Gegevens bij opdracht:
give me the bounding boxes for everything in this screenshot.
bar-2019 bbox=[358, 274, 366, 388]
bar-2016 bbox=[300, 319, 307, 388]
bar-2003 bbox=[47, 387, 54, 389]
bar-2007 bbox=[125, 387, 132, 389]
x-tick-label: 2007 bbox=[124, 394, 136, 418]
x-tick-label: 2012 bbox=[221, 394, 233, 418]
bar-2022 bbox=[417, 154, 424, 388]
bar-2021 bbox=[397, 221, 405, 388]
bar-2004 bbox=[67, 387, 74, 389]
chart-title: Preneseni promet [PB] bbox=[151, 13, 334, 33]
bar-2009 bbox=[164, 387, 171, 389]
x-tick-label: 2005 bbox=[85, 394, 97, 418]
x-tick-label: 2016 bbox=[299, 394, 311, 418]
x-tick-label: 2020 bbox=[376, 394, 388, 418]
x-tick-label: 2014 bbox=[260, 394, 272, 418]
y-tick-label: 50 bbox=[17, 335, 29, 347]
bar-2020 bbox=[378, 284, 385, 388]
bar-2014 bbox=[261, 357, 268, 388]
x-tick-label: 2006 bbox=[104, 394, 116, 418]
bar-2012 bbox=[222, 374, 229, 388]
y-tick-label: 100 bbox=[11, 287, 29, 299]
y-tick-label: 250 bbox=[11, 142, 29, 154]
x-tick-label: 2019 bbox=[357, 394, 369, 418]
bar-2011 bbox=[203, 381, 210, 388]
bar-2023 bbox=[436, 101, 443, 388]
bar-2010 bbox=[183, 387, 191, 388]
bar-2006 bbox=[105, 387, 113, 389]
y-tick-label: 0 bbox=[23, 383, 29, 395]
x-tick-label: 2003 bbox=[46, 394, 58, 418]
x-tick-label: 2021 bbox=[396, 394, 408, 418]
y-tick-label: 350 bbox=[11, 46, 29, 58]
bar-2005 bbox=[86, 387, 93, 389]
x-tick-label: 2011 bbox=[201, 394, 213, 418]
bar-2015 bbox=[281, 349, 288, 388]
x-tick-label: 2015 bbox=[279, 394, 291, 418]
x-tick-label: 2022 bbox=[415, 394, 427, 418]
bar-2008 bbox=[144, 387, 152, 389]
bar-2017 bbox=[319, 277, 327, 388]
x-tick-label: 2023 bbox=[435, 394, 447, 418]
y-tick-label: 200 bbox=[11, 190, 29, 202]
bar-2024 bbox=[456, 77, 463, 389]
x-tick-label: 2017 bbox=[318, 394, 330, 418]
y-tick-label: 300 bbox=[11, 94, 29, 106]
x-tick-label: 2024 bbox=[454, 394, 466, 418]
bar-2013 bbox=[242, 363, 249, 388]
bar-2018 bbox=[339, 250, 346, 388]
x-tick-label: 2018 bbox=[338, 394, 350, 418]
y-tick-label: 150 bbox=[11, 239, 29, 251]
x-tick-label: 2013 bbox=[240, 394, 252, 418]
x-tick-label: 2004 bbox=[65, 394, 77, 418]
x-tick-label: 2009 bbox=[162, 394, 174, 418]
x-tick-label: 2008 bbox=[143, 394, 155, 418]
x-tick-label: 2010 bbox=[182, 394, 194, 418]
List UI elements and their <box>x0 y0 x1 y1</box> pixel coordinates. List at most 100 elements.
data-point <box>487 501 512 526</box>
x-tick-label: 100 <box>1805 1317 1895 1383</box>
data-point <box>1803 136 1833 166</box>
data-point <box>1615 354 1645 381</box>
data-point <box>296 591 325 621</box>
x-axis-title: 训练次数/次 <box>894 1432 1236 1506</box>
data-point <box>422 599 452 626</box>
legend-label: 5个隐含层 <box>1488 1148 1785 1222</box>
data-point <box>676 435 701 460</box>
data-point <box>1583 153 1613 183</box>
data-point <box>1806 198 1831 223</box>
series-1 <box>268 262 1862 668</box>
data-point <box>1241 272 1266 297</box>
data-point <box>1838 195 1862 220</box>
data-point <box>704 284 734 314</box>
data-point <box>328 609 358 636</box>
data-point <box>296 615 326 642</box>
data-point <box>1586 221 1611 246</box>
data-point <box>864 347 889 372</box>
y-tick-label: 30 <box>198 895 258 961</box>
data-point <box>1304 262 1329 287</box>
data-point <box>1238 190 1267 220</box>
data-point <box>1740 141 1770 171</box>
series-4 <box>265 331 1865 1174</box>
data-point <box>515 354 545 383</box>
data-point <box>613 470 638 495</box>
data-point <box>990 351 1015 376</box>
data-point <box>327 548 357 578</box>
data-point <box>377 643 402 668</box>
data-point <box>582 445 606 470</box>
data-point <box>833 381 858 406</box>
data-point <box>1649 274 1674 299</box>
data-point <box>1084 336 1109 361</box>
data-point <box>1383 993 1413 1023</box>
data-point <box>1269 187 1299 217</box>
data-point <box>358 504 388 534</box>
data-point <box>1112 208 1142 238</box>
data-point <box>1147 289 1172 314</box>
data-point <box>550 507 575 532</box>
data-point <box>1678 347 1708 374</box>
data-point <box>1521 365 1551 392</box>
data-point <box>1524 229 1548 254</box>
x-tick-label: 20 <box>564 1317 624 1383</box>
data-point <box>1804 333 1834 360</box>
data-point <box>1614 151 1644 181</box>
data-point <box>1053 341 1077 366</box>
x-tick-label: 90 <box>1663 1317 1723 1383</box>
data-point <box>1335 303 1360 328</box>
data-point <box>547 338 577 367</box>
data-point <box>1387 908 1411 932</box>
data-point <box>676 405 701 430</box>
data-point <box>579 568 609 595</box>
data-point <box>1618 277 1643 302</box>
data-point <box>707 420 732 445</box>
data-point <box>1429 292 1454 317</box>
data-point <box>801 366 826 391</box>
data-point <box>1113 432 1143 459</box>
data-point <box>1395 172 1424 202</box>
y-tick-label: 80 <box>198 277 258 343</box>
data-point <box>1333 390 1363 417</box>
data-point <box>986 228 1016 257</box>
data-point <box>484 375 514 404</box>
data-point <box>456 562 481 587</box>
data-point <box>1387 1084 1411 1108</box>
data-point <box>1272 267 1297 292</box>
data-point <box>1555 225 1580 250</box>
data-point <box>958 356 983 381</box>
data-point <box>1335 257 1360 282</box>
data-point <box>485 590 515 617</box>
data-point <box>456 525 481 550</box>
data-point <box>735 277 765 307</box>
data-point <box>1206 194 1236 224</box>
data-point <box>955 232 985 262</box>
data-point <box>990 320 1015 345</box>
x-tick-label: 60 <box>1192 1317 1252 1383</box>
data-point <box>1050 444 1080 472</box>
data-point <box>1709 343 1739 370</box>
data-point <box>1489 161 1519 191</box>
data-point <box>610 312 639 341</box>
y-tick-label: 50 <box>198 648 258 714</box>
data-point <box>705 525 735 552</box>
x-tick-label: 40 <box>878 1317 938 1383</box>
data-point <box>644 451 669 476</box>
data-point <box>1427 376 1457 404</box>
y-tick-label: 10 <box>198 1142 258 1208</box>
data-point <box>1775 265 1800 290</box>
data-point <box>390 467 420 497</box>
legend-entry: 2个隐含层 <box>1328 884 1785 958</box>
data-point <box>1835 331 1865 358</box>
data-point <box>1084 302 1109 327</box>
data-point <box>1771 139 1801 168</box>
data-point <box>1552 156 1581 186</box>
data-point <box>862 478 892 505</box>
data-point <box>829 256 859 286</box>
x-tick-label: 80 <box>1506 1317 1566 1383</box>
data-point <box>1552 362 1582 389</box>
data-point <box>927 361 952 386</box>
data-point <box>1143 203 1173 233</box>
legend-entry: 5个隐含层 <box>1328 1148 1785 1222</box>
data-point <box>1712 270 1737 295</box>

Instructies bij oefening: Neem de regels letterlijk over, van de eerste regel van de gegevens tot en met de regel waarin "bar-2012 bbox=[222, 374, 229, 388]" staat.

Uitwerking opdracht:
give me the bounding boxes for everything in this screenshot.
bar-2019 bbox=[358, 274, 366, 388]
bar-2016 bbox=[300, 319, 307, 388]
bar-2003 bbox=[47, 387, 54, 389]
bar-2007 bbox=[125, 387, 132, 389]
x-tick-label: 2007 bbox=[124, 394, 136, 418]
x-tick-label: 2012 bbox=[221, 394, 233, 418]
bar-2022 bbox=[417, 154, 424, 388]
bar-2021 bbox=[397, 221, 405, 388]
bar-2004 bbox=[67, 387, 74, 389]
chart-title: Preneseni promet [PB] bbox=[151, 13, 334, 33]
bar-2009 bbox=[164, 387, 171, 389]
x-tick-label: 2005 bbox=[85, 394, 97, 418]
x-tick-label: 2016 bbox=[299, 394, 311, 418]
x-tick-label: 2020 bbox=[376, 394, 388, 418]
x-tick-label: 2014 bbox=[260, 394, 272, 418]
y-tick-label: 50 bbox=[17, 335, 29, 347]
bar-2020 bbox=[378, 284, 385, 388]
bar-2014 bbox=[261, 357, 268, 388]
x-tick-label: 2006 bbox=[104, 394, 116, 418]
bar-2012 bbox=[222, 374, 229, 388]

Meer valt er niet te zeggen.